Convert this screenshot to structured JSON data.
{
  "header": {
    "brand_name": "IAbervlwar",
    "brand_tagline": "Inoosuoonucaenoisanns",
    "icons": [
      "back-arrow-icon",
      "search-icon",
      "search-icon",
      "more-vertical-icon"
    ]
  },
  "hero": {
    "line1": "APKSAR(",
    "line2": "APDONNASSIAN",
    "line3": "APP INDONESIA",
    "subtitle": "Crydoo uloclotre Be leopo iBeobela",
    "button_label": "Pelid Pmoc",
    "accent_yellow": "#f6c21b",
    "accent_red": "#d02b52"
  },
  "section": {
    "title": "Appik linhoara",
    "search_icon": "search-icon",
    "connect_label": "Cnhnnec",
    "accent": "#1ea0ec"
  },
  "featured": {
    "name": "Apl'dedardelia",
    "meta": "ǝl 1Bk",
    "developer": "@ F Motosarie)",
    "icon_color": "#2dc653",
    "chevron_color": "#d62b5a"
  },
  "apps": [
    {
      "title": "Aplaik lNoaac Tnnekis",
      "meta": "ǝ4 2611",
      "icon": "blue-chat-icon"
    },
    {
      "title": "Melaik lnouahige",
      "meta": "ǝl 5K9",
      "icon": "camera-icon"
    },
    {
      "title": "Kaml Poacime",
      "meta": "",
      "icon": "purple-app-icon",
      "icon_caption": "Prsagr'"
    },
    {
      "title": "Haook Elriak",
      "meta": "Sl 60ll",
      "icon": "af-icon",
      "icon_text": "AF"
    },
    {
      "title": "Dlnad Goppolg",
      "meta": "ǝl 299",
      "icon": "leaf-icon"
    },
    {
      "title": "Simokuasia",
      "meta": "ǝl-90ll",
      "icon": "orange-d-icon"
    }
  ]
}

To be done: Write out the entries above word for word.

Answer to the exercise:
Convert this screenshot to structured JSON data.
{
  "header": {
    "brand_name": "IAbervlwar",
    "brand_tagline": "Inoosuoonucaenoisanns",
    "icons": [
      "back-arrow-icon",
      "search-icon",
      "search-icon",
      "more-vertical-icon"
    ]
  },
  "hero": {
    "line1": "APKSAR(",
    "line2": "APDONNASSIAN",
    "line3": "APP INDONESIA",
    "subtitle": "Crydoo uloclotre Be leopo iBeobela",
    "button_label": "Pelid Pmoc",
    "accent_yellow": "#f6c21b",
    "accent_red": "#d02b52"
  },
  "section": {
    "title": "Appik linhoara",
    "search_icon": "search-icon",
    "connect_label": "Cnhnnec",
    "accent": "#1ea0ec"
  },
  "featured": {
    "name": "Apl'dedardelia",
    "meta": "ǝl 1Bk",
    "developer": "@ F Motosarie)",
    "icon_color": "#2dc653",
    "chevron_color": "#d62b5a"
  },
  "apps": [
    {
      "title": "Aplaik lNoaac Tnnekis",
      "meta": "ǝ4 2611",
      "icon": "blue-chat-icon"
    },
    {
      "title": "Melaik lnouahige",
      "meta": "ǝl 5K9",
      "icon": "camera-icon"
    },
    {
      "title": "Kaml Poacime",
      "meta": "",
      "icon": "purple-app-icon",
      "icon_caption": "Prsagr'"
    },
    {
      "title": "Haook Elriak",
      "meta": "Sl 60ll",
      "icon": "af-icon",
      "icon_text": "AF"
    },
    {
      "title": "Dlnad Goppolg",
      "meta": "ǝl 299",
      "icon": "leaf-icon"
    },
    {
      "title": "Simokuasia",
      "meta": "ǝl-90ll",
      "icon": "orange-d-icon"
    }
  ]
}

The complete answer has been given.